Les élèves devaient faire une compréhension orale à
partir d’un enregistrement sonore. Après trois écoutes, ils avaient compris en
général le sujet, mais ils n’arrivaient pas à faire une compréhension plus fine
du contenu. Pour les aider je leur faisais écouter chaque phrase. Ils apprenaient
les expressions espagnoles pour fixer un rendez-vous, comment s’excuser ou
accepter. Entre les mots à apprendre il y avait « vale ». En
expliquant sa traduction, j’ai entendu Bastien dire : « qu’est-ce
que c’est compliqué » ! Mon regard s’est arrêté un instant sur lui.
Voyant que dans son expression il y avait une certaine naïveté, je lui ai dit :
« est-ce que chez toi, vous parlez une autre langue ? ». « Non,
tout le monde parle français,
mais il est compliqué l’espagnol », m’avait répondu. Dans le dialogue qui
s’est suivi, j’ai compris que le vocabulaire le mettait mal à l’aise. L’espagnol
devait le bousculer de sa position de confort pour essayer de s’ouvrir à une
autre culture. « il me semble que tu dois faire un effort pour ouvrir un
peu ton esprit ; probablement, tout le monde ne va pas parler ta langue »,
c’était ma conclusion avec lui.

Entrées fournies →

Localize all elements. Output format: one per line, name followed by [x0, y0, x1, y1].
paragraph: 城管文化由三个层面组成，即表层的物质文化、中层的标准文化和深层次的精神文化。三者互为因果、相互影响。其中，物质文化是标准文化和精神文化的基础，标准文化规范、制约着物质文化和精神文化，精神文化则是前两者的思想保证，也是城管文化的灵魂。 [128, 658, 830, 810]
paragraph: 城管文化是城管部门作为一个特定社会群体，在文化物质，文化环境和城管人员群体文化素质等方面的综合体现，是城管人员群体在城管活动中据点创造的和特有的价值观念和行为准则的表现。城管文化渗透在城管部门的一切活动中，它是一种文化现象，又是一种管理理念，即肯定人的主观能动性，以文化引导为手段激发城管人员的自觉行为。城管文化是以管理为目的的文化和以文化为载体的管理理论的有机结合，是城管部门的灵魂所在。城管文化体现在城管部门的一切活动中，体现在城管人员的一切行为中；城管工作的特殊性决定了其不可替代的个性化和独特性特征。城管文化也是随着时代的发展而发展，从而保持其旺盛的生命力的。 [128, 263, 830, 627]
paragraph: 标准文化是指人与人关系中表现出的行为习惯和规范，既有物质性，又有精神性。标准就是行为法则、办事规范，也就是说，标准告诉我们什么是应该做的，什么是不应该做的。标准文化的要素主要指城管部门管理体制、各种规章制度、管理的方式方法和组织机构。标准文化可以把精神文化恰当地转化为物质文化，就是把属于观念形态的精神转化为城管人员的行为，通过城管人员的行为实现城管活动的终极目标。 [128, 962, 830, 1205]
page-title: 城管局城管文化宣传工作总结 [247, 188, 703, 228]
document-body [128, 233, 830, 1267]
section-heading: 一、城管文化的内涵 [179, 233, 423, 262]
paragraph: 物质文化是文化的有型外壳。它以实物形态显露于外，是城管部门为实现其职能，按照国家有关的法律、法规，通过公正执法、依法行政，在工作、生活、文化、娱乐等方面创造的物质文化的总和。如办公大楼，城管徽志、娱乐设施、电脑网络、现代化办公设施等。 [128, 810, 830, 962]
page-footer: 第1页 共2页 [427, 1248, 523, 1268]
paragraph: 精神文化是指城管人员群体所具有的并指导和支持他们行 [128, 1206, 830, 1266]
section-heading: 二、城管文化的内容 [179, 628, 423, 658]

Objectifs →
1) Recopiez fidèlement le récit du cours d'espagnol en partant de « Voyant que dans » et en allant jusqu'à « conclusion avec lui. ».
2) D'après le récit du cours d'espagnol, dans quelles situations les élèves apprenaient-ils des expressions espagnoles ? Donnez-les toutes.
3) Résumez le paragraphe du récit du cours d'espagnol qui commence par « Les élèves devaient faire » en quelques phrases, sans perdre ses faits principaux.
Les enregistrements proviennent d'une autre source.

Réponses rédigées →
1)
Voyant que dans son expression il y avait une certaine naïveté, je lui ai dit :
« est-ce que chez toi, vous parlez une autre langue ? ». « Non,
tout le monde parle français,
mais il est compliqué l’espagnol », m’avait répondu. Dans le dialogue qui
s’est suivi, j’ai compris que le vocabulaire le mettait mal à l’aise. L’espagnol
devait le bousculer de sa position de confort pour essayer de s’ouvrir à une
autre culture. « il me semble que tu dois faire un effort pour ouvrir un
peu ton esprit ; probablement, tout le monde ne va pas parler ta langue »,
c’était ma conclusion avec lui.

2)
- Fixer un rendez-vous
- S'excuser
- Accepter

3)
Les élèves travaillaient la compréhension orale à partir d'un enregistrement sonore. Après trois écoutes, ils en saisissaient le sujet général, mais pas le détail. Je leur faisais donc écouter chaque phrase.

Ils apprenaient les expressions espagnoles pour fixer un rendez-vous, s'excuser ou accepter, dont « vale ». Pendant que j'expliquais sa traduction, Bastien a dit que c'était compliqué. Je lui ai demandé si l'on parlait une autre langue chez lui. Il a répondu que tout le monde y parlait français, mais que l'espagnol était compliqué.

J'ai compris que ce vocabulaire le mettait mal à l'aise. Ma conclusion a été qu'il devait faire un effort pour ouvrir son esprit, car tout le monde ne parlerait probablement pas sa langue.